## start SUPPLIED DATA
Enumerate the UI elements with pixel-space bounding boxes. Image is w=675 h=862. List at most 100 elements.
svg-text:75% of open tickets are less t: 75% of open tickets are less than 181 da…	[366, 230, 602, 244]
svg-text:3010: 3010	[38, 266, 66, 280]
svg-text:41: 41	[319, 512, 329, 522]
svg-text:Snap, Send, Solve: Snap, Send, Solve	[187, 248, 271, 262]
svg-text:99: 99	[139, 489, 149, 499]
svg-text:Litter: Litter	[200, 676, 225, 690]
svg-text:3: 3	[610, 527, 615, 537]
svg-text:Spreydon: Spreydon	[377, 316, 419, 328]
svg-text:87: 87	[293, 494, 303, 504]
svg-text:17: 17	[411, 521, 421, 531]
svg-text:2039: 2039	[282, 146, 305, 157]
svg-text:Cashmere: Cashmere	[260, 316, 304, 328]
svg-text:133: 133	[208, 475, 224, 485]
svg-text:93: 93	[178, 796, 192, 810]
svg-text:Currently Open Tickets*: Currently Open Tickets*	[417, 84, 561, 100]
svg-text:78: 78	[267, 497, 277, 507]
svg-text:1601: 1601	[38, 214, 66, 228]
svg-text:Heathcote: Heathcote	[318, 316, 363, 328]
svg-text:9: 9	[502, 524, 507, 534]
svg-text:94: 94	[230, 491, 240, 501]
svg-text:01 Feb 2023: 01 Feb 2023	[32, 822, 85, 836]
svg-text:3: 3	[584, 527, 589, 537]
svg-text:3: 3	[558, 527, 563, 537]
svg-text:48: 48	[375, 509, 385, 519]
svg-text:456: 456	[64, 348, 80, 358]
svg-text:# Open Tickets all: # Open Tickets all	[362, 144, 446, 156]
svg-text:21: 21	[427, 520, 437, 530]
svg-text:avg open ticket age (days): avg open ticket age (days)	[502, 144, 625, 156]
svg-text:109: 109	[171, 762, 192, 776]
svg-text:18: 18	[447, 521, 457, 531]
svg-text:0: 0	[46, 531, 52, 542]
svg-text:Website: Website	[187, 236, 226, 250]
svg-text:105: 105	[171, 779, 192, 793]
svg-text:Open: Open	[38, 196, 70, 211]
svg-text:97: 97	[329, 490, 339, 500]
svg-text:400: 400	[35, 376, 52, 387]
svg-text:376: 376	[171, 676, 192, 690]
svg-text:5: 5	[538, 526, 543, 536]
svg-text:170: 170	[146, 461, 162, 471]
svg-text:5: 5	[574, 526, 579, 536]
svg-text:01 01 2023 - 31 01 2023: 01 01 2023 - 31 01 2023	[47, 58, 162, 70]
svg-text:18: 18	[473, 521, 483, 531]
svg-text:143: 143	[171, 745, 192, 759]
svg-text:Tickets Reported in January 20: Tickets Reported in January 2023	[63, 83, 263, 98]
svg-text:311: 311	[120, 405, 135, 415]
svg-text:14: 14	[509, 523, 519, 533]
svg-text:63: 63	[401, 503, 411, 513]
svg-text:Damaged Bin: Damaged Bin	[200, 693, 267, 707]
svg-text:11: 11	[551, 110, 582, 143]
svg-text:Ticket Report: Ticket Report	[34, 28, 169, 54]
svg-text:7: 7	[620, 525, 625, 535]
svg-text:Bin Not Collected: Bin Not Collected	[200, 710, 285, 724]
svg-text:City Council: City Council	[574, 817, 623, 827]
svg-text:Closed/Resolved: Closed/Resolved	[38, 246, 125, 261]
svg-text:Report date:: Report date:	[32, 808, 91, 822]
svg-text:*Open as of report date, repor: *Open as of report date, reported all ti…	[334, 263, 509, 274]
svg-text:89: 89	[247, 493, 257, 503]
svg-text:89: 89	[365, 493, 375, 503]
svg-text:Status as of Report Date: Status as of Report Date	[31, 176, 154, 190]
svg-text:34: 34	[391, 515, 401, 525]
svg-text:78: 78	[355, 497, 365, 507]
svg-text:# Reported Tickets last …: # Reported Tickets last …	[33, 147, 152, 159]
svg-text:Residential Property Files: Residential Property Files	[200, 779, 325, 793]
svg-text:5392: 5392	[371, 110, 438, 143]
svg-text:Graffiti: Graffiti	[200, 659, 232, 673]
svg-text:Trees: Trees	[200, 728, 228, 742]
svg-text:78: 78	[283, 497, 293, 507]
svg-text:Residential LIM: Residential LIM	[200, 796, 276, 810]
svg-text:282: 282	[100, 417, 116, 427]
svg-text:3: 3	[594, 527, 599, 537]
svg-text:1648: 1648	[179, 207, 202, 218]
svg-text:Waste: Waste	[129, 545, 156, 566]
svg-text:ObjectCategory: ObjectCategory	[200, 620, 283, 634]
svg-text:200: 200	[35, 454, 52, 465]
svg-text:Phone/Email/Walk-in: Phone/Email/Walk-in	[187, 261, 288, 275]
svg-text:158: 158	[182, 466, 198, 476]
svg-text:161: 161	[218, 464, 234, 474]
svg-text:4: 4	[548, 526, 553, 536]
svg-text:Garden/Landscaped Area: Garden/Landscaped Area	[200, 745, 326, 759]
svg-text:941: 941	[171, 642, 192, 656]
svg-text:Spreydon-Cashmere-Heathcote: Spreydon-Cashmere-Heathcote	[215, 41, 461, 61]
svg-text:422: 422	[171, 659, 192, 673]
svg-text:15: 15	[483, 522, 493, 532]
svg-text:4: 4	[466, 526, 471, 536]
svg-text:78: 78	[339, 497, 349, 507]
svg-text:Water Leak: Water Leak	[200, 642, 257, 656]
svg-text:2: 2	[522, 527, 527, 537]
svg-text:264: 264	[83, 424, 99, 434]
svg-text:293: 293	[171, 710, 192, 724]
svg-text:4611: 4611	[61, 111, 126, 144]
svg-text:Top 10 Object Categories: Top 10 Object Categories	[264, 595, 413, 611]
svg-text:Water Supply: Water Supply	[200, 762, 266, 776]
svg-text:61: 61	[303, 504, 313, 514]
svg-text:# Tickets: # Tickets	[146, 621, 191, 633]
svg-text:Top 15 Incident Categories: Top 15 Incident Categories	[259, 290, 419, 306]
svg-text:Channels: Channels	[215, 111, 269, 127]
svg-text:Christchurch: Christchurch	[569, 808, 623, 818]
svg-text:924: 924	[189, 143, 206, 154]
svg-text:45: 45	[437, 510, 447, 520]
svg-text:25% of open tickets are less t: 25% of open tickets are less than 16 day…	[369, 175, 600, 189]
## end SUPPLIED DATA
• AIM OF THE TASK:
Rewrite all of the material above, replacing "Litter" with "Rubbish" wherever it appears and leaving everything else unchanged.

• OUTPUT FOR THIS TASK:
Enumerate the UI elements with pixel-space bounding boxes. Image is w=675 h=862. List at most 100 elements.
svg-text:75% of open tickets are less t: 75% of open tickets are less than 181 da…	[366, 230, 602, 244]
svg-text:3010: 3010	[38, 266, 66, 280]
svg-text:41: 41	[319, 512, 329, 522]
svg-text:Snap, Send, Solve: Snap, Send, Solve	[187, 248, 271, 262]
svg-text:99: 99	[139, 489, 149, 499]
svg-text:Rubbish: Rubbish	[200, 676, 225, 690]
svg-text:3: 3	[610, 527, 615, 537]
svg-text:Spreydon: Spreydon	[377, 316, 419, 328]
svg-text:87: 87	[293, 494, 303, 504]
svg-text:17: 17	[411, 521, 421, 531]
svg-text:2039: 2039	[282, 146, 305, 157]
svg-text:Cashmere: Cashmere	[260, 316, 304, 328]
svg-text:133: 133	[208, 475, 224, 485]
svg-text:93: 93	[178, 796, 192, 810]
svg-text:Currently Open Tickets*: Currently Open Tickets*	[417, 84, 561, 100]
svg-text:78: 78	[267, 497, 277, 507]
svg-text:1601: 1601	[38, 214, 66, 228]
svg-text:Heathcote: Heathcote	[318, 316, 363, 328]
svg-text:9: 9	[502, 524, 507, 534]
svg-text:94: 94	[230, 491, 240, 501]
svg-text:01 Feb 2023: 01 Feb 2023	[32, 822, 85, 836]
svg-text:3: 3	[584, 527, 589, 537]
svg-text:3: 3	[558, 527, 563, 537]
svg-text:48: 48	[375, 509, 385, 519]
svg-text:456: 456	[64, 348, 80, 358]
svg-text:# Open Tickets all: # Open Tickets all	[362, 144, 446, 156]
svg-text:21: 21	[427, 520, 437, 530]
svg-text:avg open ticket age (days): avg open ticket age (days)	[502, 144, 625, 156]
svg-text:109: 109	[171, 762, 192, 776]
svg-text:18: 18	[447, 521, 457, 531]
svg-text:0: 0	[46, 531, 52, 542]
svg-text:Website: Website	[187, 236, 226, 250]
svg-text:105: 105	[171, 779, 192, 793]
svg-text:Open: Open	[38, 196, 70, 211]
svg-text:97: 97	[329, 490, 339, 500]
svg-text:400: 400	[35, 376, 52, 387]
svg-text:376: 376	[171, 676, 192, 690]
svg-text:5: 5	[538, 526, 543, 536]
svg-text:170: 170	[146, 461, 162, 471]
svg-text:5: 5	[574, 526, 579, 536]
svg-text:01 01 2023 - 31 01 2023: 01 01 2023 - 31 01 2023	[47, 58, 162, 70]
svg-text:18: 18	[473, 521, 483, 531]
svg-text:143: 143	[171, 745, 192, 759]
svg-text:Tickets Reported in January 20: Tickets Reported in January 2023	[63, 83, 263, 98]
svg-text:311: 311	[120, 405, 135, 415]
svg-text:14: 14	[509, 523, 519, 533]
svg-text:63: 63	[401, 503, 411, 513]
svg-text:Damaged Bin: Damaged Bin	[200, 693, 267, 707]
svg-text:11: 11	[551, 110, 582, 143]
svg-text:Ticket Report: Ticket Report	[34, 28, 169, 54]
svg-text:7: 7	[620, 525, 625, 535]
svg-text:Bin Not Collected: Bin Not Collected	[200, 710, 285, 724]
svg-text:City Council: City Council	[574, 817, 623, 827]
svg-text:Closed/Resolved: Closed/Resolved	[38, 246, 125, 261]
svg-text:Report date:: Report date:	[32, 808, 91, 822]
svg-text:*Open as of report date, repor: *Open as of report date, reported all ti…	[334, 263, 509, 274]
svg-text:89: 89	[247, 493, 257, 503]
svg-text:89: 89	[365, 493, 375, 503]
svg-text:Status as of Report Date: Status as of Report Date	[31, 176, 154, 190]
svg-text:34: 34	[391, 515, 401, 525]
svg-text:78: 78	[355, 497, 365, 507]
svg-text:# Reported Tickets last …: # Reported Tickets last …	[33, 147, 152, 159]
svg-text:Residential Property Files: Residential Property Files	[200, 779, 325, 793]
svg-text:5392: 5392	[371, 110, 438, 143]
svg-text:Graffiti: Graffiti	[200, 659, 232, 673]
svg-text:Trees: Trees	[200, 728, 228, 742]
svg-text:78: 78	[283, 497, 293, 507]
svg-text:Residential LIM: Residential LIM	[200, 796, 276, 810]
svg-text:282: 282	[100, 417, 116, 427]
svg-text:3: 3	[594, 527, 599, 537]
svg-text:1648: 1648	[179, 207, 202, 218]
svg-text:Waste: Waste	[129, 545, 156, 566]
svg-text:ObjectCategory: ObjectCategory	[200, 620, 283, 634]
svg-text:200: 200	[35, 454, 52, 465]
svg-text:Phone/Email/Walk-in: Phone/Email/Walk-in	[187, 261, 288, 275]
svg-text:158: 158	[182, 466, 198, 476]
svg-text:161: 161	[218, 464, 234, 474]
svg-text:4: 4	[548, 526, 553, 536]
svg-text:Garden/Landscaped Area: Garden/Landscaped Area	[200, 745, 326, 759]
svg-text:941: 941	[171, 642, 192, 656]
svg-text:Spreydon-Cashmere-Heathcote: Spreydon-Cashmere-Heathcote	[215, 41, 461, 61]
svg-text:422: 422	[171, 659, 192, 673]
svg-text:15: 15	[483, 522, 493, 532]
svg-text:4: 4	[466, 526, 471, 536]
svg-text:78: 78	[339, 497, 349, 507]
svg-text:Water Leak: Water Leak	[200, 642, 257, 656]
svg-text:2: 2	[522, 527, 527, 537]
svg-text:264: 264	[83, 424, 99, 434]
svg-text:293: 293	[171, 710, 192, 724]
svg-text:4611: 4611	[61, 111, 126, 144]
svg-text:Top 10 Object Categories: Top 10 Object Categories	[264, 595, 413, 611]
svg-text:Water Supply: Water Supply	[200, 762, 266, 776]
svg-text:61: 61	[303, 504, 313, 514]
svg-text:# Tickets: # Tickets	[146, 621, 191, 633]
svg-text:Top 15 Incident Categories: Top 15 Incident Categories	[259, 290, 419, 306]
svg-text:Channels: Channels	[215, 111, 269, 127]
svg-text:Christchurch: Christchurch	[569, 808, 623, 818]
svg-text:924: 924	[189, 143, 206, 154]
svg-text:45: 45	[437, 510, 447, 520]
svg-text:25% of open tickets are less t: 25% of open tickets are less than 16 day…	[369, 175, 600, 189]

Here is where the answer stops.